**Exercise task:** Search the material and gather each line with "grid" in it.

*-*-*

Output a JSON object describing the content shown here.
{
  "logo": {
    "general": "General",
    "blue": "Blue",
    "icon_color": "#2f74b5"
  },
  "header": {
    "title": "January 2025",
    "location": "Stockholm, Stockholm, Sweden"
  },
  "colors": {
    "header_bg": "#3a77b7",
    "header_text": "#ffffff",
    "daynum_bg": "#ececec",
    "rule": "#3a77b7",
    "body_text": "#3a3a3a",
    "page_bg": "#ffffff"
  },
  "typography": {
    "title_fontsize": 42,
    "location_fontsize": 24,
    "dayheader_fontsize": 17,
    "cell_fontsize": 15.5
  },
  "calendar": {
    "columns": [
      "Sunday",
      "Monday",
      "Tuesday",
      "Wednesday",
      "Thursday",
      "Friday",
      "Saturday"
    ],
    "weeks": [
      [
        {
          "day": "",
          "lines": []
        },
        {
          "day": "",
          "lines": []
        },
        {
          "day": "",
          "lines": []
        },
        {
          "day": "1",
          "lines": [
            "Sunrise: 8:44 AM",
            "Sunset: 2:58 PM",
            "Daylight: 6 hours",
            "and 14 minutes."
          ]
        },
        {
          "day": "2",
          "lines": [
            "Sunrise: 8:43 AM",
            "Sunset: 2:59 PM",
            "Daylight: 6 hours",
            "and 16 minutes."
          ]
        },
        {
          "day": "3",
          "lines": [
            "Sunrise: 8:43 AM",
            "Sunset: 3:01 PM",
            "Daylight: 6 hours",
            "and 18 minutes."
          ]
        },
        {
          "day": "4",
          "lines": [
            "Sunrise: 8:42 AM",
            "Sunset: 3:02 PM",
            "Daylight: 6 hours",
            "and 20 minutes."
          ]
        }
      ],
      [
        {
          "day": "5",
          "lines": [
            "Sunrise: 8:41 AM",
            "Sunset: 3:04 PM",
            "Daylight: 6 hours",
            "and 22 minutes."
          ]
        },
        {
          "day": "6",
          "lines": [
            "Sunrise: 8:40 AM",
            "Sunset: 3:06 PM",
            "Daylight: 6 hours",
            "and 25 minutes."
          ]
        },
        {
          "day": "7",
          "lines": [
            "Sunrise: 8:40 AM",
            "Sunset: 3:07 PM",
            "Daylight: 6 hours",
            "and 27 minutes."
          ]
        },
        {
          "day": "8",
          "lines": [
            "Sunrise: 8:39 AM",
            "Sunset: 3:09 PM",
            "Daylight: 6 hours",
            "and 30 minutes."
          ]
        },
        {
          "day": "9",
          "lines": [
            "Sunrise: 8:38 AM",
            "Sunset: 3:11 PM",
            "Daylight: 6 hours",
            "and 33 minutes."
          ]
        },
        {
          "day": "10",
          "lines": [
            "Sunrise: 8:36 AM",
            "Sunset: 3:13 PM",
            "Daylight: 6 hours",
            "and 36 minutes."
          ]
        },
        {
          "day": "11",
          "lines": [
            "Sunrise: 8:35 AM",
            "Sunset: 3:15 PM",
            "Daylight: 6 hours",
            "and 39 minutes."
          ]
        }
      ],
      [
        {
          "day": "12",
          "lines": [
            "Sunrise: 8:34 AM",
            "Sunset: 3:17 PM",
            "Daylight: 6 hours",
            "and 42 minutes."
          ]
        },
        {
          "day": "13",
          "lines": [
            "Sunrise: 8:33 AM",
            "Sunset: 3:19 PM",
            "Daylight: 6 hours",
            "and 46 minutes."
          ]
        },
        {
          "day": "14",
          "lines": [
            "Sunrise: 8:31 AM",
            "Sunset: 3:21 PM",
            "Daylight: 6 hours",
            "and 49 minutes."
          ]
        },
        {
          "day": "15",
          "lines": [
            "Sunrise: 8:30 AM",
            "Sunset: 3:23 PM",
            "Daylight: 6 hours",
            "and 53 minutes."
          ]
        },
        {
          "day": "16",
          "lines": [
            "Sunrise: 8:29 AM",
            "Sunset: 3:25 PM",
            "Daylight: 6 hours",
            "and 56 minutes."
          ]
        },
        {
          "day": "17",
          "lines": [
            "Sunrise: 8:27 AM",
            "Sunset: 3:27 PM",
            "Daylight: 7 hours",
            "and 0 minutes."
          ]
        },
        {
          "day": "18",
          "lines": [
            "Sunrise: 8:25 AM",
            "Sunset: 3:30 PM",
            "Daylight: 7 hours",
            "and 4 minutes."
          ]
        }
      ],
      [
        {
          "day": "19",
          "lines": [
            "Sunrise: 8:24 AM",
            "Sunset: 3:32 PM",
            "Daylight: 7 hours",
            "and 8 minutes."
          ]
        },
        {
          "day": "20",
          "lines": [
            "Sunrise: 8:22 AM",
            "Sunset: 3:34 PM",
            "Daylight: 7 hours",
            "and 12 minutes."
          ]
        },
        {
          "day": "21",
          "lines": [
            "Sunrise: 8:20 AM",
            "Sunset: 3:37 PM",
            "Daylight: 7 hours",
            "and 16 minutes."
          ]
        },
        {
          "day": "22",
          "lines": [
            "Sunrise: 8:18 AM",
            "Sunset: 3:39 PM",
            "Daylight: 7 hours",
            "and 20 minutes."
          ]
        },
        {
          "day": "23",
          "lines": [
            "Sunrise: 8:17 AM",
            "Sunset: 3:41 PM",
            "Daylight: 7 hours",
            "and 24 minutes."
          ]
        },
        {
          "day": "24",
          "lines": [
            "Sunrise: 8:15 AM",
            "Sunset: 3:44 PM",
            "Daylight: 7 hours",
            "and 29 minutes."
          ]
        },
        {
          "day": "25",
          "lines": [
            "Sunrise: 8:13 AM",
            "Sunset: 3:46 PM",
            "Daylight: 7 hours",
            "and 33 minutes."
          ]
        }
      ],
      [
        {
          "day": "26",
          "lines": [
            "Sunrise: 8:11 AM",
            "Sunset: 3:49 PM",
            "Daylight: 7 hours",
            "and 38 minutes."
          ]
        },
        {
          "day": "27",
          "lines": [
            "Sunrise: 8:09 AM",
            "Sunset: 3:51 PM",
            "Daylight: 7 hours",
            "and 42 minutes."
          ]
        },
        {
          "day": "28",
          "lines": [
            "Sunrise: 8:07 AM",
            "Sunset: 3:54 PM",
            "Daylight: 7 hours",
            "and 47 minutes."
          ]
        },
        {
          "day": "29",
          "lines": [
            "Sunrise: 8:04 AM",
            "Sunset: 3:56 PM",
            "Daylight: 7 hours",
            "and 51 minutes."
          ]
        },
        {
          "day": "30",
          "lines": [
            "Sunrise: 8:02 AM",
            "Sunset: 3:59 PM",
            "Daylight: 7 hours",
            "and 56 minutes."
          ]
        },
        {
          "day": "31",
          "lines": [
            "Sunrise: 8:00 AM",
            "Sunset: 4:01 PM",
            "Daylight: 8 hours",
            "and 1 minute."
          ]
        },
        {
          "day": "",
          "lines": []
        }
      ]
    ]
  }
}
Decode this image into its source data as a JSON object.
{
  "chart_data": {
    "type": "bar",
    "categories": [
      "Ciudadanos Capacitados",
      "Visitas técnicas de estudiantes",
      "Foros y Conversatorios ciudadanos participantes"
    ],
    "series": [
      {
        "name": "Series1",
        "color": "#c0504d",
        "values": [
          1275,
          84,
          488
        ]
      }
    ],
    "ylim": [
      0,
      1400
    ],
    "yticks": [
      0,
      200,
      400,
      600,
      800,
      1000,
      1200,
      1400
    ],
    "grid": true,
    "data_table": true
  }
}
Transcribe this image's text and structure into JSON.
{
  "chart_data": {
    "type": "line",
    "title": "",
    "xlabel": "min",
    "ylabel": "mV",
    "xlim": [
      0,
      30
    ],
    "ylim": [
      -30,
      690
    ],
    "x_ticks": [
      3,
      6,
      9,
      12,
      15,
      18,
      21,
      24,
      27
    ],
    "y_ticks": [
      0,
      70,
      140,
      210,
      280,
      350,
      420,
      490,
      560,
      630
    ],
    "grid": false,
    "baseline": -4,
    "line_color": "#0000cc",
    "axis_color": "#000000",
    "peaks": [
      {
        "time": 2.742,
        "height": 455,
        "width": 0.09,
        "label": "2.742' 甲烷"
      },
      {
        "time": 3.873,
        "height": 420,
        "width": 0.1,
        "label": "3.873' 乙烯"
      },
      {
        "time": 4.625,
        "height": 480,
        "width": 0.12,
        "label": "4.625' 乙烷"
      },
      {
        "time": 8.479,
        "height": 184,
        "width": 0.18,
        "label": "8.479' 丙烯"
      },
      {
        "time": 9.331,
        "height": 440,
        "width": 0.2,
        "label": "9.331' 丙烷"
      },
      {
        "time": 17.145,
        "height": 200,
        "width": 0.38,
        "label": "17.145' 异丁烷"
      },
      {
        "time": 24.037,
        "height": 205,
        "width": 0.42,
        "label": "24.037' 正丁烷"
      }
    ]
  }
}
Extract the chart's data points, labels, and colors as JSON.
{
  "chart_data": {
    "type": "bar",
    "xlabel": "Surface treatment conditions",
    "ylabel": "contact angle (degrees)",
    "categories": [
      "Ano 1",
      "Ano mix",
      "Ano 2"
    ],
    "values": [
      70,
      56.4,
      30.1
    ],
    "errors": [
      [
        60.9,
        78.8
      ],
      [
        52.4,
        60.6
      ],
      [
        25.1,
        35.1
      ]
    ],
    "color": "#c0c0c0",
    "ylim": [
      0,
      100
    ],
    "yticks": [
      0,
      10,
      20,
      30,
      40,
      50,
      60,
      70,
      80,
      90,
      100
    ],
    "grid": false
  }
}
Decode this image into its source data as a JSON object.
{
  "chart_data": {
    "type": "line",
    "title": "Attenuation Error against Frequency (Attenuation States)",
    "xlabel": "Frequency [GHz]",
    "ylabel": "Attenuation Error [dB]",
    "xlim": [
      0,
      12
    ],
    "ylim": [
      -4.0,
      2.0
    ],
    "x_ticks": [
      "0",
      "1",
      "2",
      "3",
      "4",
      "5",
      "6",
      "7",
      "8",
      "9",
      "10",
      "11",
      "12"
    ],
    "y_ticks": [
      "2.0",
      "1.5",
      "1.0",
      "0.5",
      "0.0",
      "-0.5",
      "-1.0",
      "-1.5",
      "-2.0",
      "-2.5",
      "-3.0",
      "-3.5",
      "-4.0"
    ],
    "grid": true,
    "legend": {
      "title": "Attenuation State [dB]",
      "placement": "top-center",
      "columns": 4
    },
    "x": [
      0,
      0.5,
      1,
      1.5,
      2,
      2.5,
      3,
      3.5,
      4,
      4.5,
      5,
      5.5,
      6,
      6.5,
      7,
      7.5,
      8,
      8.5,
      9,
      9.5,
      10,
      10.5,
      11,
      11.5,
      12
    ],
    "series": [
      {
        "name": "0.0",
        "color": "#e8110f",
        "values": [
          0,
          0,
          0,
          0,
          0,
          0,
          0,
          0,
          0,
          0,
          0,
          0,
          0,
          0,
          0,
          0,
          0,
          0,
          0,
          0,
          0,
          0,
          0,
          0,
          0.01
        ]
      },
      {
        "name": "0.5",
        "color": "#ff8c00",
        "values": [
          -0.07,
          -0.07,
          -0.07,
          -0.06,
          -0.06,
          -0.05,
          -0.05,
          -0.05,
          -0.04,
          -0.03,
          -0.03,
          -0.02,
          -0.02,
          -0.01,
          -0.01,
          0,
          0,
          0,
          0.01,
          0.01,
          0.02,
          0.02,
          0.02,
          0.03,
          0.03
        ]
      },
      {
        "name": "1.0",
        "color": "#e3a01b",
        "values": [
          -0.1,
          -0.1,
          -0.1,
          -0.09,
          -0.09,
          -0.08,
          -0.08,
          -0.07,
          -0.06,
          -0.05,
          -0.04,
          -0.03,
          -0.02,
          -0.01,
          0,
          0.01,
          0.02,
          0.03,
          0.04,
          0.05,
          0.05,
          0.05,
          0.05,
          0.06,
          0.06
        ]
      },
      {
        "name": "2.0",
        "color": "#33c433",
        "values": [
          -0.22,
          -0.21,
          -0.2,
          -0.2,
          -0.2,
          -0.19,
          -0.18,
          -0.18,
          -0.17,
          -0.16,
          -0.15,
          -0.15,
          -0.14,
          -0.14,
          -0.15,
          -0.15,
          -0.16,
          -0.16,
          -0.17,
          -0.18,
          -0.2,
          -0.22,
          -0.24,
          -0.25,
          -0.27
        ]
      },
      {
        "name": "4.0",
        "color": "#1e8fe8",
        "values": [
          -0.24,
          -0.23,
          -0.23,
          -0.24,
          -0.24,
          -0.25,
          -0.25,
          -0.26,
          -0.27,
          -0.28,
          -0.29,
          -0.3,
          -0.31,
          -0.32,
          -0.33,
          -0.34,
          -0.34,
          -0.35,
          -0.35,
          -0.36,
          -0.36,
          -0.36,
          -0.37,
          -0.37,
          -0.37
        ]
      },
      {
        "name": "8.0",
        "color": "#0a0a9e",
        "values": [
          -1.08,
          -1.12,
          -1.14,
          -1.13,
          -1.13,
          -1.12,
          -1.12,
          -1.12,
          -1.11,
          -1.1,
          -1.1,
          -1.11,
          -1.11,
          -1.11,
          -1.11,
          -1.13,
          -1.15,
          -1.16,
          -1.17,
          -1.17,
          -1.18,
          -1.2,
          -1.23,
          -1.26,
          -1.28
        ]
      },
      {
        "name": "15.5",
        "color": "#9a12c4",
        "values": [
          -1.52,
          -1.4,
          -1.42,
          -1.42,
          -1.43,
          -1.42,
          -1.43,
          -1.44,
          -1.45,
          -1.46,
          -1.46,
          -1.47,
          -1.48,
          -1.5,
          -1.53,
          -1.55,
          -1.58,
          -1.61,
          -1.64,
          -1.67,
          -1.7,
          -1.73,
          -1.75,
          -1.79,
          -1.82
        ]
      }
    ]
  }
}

*-*-*

**Exercise result:**
    "grid": true,
    "grid": false,
    "grid": false
    "grid": true,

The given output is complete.